Data records

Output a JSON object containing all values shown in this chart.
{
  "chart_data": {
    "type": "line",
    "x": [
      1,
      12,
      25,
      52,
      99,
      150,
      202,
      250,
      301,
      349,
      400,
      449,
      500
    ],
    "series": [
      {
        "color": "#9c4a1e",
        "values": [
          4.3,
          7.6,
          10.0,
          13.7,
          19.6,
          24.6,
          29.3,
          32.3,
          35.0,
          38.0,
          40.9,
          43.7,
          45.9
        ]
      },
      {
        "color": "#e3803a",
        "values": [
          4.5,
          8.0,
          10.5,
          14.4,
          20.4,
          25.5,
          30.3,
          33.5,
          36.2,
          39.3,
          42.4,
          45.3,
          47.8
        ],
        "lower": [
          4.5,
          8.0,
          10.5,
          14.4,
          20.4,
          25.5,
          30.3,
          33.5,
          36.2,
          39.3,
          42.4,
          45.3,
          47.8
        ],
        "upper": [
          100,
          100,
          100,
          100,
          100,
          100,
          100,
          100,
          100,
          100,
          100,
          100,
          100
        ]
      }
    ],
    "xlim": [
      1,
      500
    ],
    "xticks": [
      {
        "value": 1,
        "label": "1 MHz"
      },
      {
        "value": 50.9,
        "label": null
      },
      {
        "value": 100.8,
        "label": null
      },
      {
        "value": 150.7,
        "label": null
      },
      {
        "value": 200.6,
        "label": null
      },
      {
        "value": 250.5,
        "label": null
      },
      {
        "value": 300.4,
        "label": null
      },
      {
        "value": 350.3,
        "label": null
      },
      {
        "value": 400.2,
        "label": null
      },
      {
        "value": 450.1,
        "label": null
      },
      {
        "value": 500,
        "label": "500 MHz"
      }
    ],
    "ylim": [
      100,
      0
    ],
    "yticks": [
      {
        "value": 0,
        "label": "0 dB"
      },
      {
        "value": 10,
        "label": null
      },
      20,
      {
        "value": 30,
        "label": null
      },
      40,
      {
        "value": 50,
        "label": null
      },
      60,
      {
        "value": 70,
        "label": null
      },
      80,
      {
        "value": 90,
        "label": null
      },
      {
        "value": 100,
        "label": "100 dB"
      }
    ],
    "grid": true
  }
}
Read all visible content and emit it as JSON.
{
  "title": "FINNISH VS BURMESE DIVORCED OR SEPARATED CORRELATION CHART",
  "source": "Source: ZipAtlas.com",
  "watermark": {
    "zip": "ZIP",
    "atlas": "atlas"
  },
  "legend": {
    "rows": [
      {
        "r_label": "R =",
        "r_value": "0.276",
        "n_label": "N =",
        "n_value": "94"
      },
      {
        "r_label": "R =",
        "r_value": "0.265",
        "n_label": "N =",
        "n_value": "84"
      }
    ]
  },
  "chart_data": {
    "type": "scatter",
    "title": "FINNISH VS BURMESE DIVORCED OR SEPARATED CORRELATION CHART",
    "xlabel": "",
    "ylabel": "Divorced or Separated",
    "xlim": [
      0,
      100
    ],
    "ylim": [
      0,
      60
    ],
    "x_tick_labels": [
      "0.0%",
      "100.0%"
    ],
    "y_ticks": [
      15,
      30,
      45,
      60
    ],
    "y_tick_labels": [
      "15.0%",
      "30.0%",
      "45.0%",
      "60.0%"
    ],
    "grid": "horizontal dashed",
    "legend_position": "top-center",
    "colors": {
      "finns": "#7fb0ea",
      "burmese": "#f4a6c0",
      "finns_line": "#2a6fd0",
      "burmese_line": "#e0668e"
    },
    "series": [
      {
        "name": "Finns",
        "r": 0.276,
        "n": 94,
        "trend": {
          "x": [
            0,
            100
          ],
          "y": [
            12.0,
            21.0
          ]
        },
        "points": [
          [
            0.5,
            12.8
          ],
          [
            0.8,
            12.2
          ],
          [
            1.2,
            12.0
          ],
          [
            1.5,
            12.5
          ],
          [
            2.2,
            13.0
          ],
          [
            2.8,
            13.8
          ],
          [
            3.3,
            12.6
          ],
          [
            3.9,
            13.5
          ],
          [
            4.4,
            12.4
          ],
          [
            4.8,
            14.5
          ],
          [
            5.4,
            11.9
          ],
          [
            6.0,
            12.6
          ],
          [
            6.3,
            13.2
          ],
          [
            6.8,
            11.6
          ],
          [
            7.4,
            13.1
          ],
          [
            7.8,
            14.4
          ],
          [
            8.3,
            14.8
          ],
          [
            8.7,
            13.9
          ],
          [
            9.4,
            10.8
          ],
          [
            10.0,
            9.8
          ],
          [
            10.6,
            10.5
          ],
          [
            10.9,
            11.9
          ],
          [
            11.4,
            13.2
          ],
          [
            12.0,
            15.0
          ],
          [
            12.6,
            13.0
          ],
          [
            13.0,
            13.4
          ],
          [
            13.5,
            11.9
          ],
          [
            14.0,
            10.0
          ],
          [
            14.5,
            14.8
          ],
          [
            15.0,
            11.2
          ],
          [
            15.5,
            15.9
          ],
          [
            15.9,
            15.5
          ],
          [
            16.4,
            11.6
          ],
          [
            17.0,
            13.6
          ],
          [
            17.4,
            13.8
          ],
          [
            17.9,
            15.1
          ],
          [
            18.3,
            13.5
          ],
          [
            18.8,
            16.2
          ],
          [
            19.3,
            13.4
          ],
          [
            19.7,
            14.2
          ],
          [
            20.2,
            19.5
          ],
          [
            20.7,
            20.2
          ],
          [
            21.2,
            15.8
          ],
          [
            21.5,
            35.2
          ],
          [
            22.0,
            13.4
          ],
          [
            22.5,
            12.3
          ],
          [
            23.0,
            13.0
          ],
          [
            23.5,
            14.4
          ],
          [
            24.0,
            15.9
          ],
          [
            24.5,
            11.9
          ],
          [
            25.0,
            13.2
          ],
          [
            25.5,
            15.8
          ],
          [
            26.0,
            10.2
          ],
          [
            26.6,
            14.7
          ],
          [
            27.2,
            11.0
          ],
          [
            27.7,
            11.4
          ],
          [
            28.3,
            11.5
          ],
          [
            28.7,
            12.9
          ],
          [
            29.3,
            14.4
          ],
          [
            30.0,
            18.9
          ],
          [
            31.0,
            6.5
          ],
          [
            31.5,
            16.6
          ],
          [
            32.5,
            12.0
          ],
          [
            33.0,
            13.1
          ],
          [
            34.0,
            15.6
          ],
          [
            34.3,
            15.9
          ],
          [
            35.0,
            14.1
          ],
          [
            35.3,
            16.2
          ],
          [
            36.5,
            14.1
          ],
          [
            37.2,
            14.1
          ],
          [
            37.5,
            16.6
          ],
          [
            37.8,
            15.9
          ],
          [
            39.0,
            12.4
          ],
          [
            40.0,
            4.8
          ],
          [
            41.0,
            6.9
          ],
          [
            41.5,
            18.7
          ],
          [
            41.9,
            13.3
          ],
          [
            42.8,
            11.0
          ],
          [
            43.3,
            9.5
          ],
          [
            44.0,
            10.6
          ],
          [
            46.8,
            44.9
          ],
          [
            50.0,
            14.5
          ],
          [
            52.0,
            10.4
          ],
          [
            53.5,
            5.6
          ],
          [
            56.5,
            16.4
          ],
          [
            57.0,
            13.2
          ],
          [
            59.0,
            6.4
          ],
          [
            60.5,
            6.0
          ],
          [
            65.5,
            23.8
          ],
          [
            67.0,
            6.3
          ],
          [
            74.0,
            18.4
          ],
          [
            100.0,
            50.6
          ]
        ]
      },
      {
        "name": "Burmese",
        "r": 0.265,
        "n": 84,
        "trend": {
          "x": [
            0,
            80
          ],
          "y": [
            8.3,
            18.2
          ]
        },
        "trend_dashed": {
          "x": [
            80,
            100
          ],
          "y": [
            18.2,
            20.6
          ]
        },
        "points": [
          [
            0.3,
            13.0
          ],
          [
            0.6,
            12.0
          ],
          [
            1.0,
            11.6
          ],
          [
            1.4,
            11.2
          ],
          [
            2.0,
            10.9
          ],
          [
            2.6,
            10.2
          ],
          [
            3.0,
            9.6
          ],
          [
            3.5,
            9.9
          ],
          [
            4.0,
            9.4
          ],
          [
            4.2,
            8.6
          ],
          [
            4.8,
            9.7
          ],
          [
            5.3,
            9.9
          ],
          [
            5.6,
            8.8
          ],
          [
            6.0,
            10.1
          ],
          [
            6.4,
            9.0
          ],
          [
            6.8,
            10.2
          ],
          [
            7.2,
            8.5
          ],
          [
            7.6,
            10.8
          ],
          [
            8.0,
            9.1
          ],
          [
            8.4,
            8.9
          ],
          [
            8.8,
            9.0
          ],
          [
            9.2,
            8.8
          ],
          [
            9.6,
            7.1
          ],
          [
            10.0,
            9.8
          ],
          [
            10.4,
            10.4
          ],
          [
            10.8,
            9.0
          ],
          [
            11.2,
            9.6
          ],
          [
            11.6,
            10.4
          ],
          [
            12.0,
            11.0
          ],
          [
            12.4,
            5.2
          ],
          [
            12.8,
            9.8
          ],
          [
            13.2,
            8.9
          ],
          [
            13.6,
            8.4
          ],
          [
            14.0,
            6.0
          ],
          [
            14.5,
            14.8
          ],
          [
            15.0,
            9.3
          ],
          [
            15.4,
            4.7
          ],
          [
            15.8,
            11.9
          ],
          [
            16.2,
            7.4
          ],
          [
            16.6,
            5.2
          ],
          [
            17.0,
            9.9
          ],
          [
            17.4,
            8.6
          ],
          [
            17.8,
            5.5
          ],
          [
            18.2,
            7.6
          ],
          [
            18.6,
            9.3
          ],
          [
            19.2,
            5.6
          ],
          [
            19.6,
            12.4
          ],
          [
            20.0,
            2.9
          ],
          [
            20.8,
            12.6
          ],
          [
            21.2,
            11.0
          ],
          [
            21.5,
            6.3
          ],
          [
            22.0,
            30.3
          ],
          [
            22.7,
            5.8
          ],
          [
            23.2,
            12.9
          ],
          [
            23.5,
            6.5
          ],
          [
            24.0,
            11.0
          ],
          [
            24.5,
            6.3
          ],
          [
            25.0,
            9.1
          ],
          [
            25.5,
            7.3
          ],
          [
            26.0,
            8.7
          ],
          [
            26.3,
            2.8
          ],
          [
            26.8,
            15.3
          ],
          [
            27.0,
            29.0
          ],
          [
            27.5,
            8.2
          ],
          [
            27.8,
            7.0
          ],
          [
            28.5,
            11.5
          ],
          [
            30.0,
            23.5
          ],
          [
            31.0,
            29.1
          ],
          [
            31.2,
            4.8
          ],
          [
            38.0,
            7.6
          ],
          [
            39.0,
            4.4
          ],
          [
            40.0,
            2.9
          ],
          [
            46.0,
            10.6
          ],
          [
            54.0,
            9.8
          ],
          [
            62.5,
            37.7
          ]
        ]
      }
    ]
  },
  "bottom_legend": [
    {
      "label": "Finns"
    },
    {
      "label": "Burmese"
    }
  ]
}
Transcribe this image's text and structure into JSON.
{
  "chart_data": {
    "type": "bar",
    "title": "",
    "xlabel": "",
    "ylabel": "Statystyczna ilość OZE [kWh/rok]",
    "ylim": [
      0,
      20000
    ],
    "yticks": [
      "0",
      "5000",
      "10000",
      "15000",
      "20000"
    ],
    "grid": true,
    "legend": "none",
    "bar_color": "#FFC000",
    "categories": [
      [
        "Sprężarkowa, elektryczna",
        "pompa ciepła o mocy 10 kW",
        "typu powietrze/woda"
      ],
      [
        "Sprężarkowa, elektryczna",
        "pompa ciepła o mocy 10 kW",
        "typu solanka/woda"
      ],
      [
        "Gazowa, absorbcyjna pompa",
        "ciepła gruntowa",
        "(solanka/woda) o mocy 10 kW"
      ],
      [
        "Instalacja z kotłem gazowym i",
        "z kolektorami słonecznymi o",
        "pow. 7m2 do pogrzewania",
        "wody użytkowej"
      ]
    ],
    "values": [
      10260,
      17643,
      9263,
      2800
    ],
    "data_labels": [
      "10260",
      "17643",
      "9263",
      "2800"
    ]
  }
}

▸ **Objective**
Copy each line of the entries that includes the word "solanka".

▸ **Worked solution**
        "typu solanka/woda"
        "(solanka/woda) o mocy 10 kW"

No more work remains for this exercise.